I temi di NT+Modulo 24

Neutralità dell’Iva, prassi e giurisprudenza in cerca di una bussola sul recupero

La realizzazione del principio può passare da un'ampia gamma di strumenti. È necessario che le soluzioni offerte siano coordinate

di Massimo Basilavecchia

La consapevolezza che la neutralità dell’Iva vada sempre garantita può dirsi acquisita nella prassi e, in larga misura, nella giurisprudenza (si veda il precedente articolo «Detrazione disconosciuta su note emesse in ritardo: l’imposta è recuperabile»), come dimostra la risposta a interpello 858/2021 dell’agenzia delle Entrate.

Si intende per neutralità dell’imposta sul valore aggiunto, sotto il profilo che qui interessa, il principio che permette ai soggetti passivi di diritto, diversi dal consumatore finale, di restare indenni dal peso del tributo, il quale sempre più si identifica come prelievo destinato a incidere esclusivamente sul consumo.

La considerazione più interessante è che la realizzazione della neutralità può passare attraverso strumenti diversi: in altre parole, dato per acquisito lo scopo, il mezzo per raggiungerlo può essere rappresentato da diversi istituti giuridici, alcuni esplicitamente previsti dalla legge, altri ricavabili in via interpretativa.

La prassi

La risposta a interpello 858/2021, pur negando nel caso di specie l’applicabilità della rivalsa successiva, è comunque molto chiara sia nel riconoscerne in via di principio la fruibilità quando atti di accertamento incidono sull’assetto di rivalsa e detrazione, sia nel dare ingresso a misure equivalenti alla rivalsa successiva.

Viene dunque riconosciuta ammissibile la presentazione da parte del cessionario - superando così la lettera della legge - di un’istanza di rimborso ex articolo 30-ter del Dpr 633/1972, surrogatoria rispetto all’emissione di una nota di credito non più consentita dato il tempo trascorso dall’emissione della fattura, in un’ipotesi nella quale l’incertezza sulla spettanza della detrazione non rendeva possibile, ad avviso dell’Agenzia, ricorrere alla rivalsa successiva.Il coordinamento tra rapporto di rivalsa, destinato ad attuarsi mediante vicende sottratte alla giurisdizione tributaria, e riduzione dell’obbligo tributario a mezzo di note di variazione o di istanze di rimborso, appare valorizzato dall’Agenzia attraverso il riconoscimento di una tendenziale fungibilità tra i diversi mezzi.

☆ ☆ ☆ ☆

Requisiti:
- a) Secondo il brano sulla neutralità dell'Iva, l'istanza di rimborso presentata dal cessionario è prevista da quale articolo del Dpr 633/1972?
- b) Scrivi il seguito del brano sulla neutralità dell'Iva, riprendendo subito dopo l'ultima frase.

[Dati di origine]

☆ ☆ ☆ ☆

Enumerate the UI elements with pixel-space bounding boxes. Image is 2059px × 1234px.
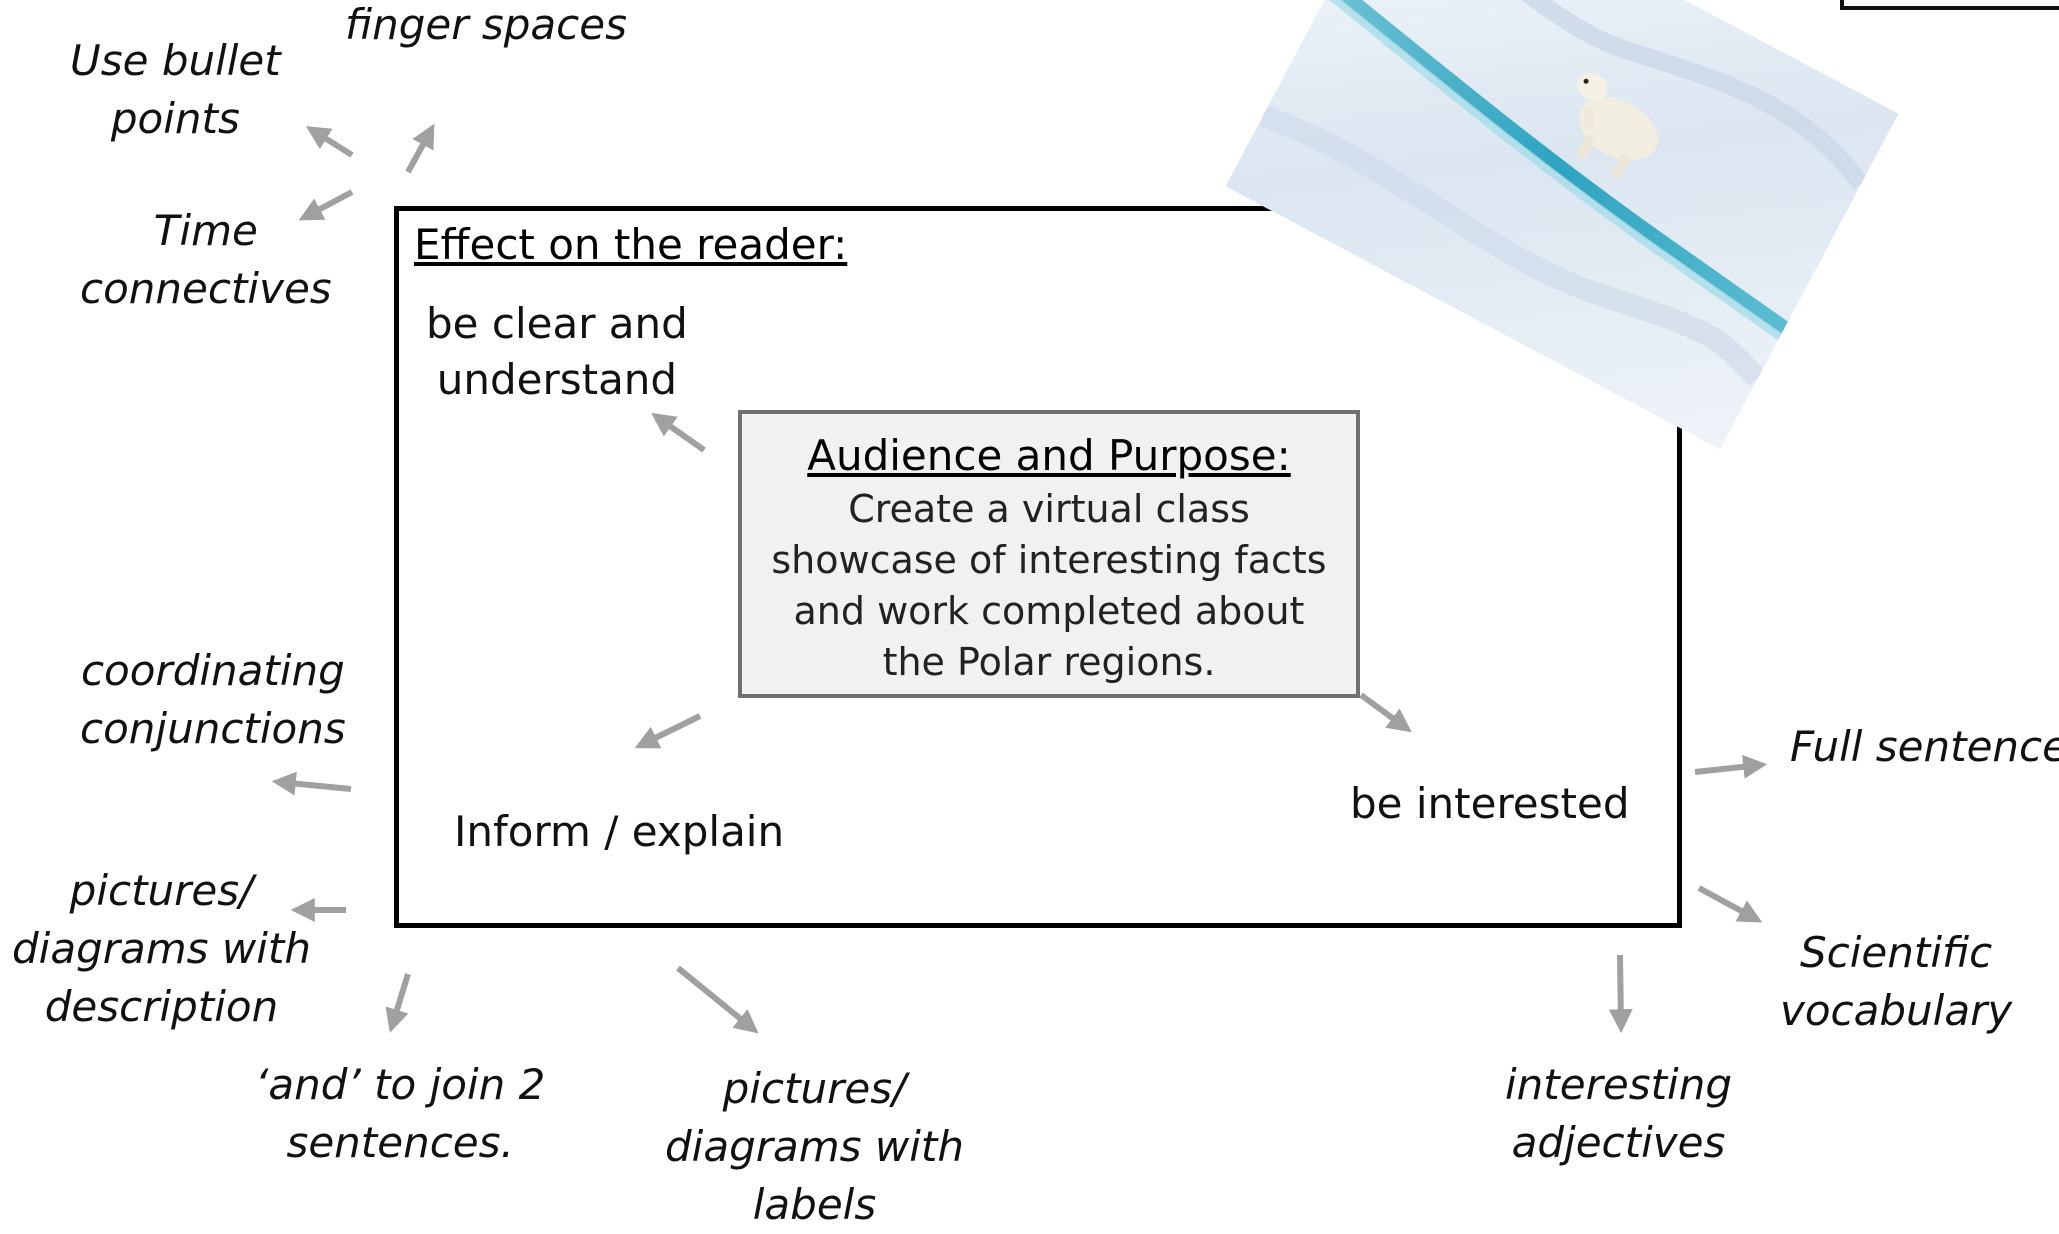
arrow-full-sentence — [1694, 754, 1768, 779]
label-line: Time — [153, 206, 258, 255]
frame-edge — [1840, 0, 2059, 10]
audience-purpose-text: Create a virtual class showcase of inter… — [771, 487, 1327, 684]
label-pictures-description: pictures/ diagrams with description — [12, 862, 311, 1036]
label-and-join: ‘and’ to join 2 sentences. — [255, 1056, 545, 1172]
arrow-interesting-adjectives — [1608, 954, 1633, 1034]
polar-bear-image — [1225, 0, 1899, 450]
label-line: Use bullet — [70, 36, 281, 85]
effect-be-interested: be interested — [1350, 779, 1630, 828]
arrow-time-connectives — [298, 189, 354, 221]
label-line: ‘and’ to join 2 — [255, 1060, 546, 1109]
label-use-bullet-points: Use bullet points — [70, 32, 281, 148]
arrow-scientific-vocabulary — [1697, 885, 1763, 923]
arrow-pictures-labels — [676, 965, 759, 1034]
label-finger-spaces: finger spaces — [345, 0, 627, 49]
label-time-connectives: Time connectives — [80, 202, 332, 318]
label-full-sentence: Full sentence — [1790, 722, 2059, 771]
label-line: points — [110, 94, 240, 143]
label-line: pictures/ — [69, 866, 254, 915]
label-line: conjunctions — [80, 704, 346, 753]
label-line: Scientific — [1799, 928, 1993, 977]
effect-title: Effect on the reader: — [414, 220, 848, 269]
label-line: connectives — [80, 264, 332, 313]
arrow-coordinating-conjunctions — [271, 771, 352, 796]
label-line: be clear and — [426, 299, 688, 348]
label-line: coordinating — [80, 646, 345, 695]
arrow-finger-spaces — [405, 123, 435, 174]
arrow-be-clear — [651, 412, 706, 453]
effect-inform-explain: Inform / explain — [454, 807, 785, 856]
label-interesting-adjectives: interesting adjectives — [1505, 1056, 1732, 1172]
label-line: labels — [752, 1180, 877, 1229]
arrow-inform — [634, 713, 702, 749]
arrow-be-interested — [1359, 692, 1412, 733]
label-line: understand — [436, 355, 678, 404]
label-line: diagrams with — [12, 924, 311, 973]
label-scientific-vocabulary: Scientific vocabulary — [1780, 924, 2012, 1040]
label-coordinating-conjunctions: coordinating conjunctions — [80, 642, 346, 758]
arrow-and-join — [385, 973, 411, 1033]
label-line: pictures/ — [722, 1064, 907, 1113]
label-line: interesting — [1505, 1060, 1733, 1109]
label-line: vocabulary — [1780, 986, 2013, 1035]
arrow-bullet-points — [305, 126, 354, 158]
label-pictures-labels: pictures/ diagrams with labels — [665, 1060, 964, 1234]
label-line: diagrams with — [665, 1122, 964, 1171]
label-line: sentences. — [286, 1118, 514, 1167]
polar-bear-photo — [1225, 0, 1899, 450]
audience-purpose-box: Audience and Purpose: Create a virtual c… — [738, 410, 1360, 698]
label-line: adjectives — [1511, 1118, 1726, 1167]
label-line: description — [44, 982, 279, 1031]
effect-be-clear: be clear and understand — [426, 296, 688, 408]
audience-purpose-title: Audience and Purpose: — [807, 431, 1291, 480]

☆ ☆ ☆ ☆

Risultati in ordine:
- a) L'articolo 30-ter.

- b)
La giurisprudenza

Nella stessa direzione - e oltre - sembra procedere la Corte di giustizia dell’Unione europea, che, nella decisione del 1° luglio 2021, C-521/19, ha affermato che, in caso di accertamento di una maggiore Iva dovuta in capo ad un soggetto passivo di diritto, l’imposta non va aggiunta ai corrispettivi ma deve considerarsi scorporabile dall’importo lordo dell’operazione nell’ipotesi in cui tale soggetto non sia in condizioni di esercitare la rivalsa sui propri clienti; in modo inequivocabile la Corte di giustizia afferma che «qualsiasi altra interpretazione contrasterebbe con il principio di neutralità dell’Iva e farebbe gravare una parte dell’onere di quest’ultima su un soggetto passivo, mentre l’Iva deve essere sopportata unicamente dal consumatore finale».

La giurisprudenza di legittimità italiana, per la verità, è invece molto prudente, e sembra lasciar prevalere esigenze di cautela alle quali subordina la realizzazione della neutralità (o meglio, del modo di realizzazione). Si tratta, peraltro, di una giurisprudenza consapevole perfettamente degli indirizzi della Corte di giustizia.
Emblematica la vicenda dell’articolo 6, comma 6, del Dlgs 471/1997 che, al fine di semplificare e meglio coordinare profili contrattuali e profili fiscali delle operazioni soggette (o non) all’Iva, ha inteso conservare, in capo al cessionario, la detrazione esercitata in relazione ad un’Iva superiore a quella dovuta, prevedendo l’applicazione di una sanzione speciale, di importo determinato autonomamente rispetto all’Iva relativa all’operazione.

Nella giurisprudenza di Cassazione, la disposizione, introdotta dal 2018, ha incontrato diversi ostacoli:

O è stata considerata innovativa e non retroattiva, finché in senso diverso non ha disposto il legislatore;

O viene ritenuta applicabile nelle sole ipotesi di differenziali di aliquote, e non nel caso in cui l’Iva sia stata applicata ad un’operazione invece esclusa o esente dall’imposta;

O da ultimo, con la sentenza n. 10439/2021, ne è stata fornita un’interpretazione ulteriormente riduttiva, nel senso che la norma non legittimerebbe la conservazione della detrazione eccedente quella effettivamente corrispondente all’Iva dovuta, ma si limiterebbe a prevedere una sanzione ridotta per la detrazione indebita, ferma restando la detraibilità della sola imposta correttamente applicabile all’operazione.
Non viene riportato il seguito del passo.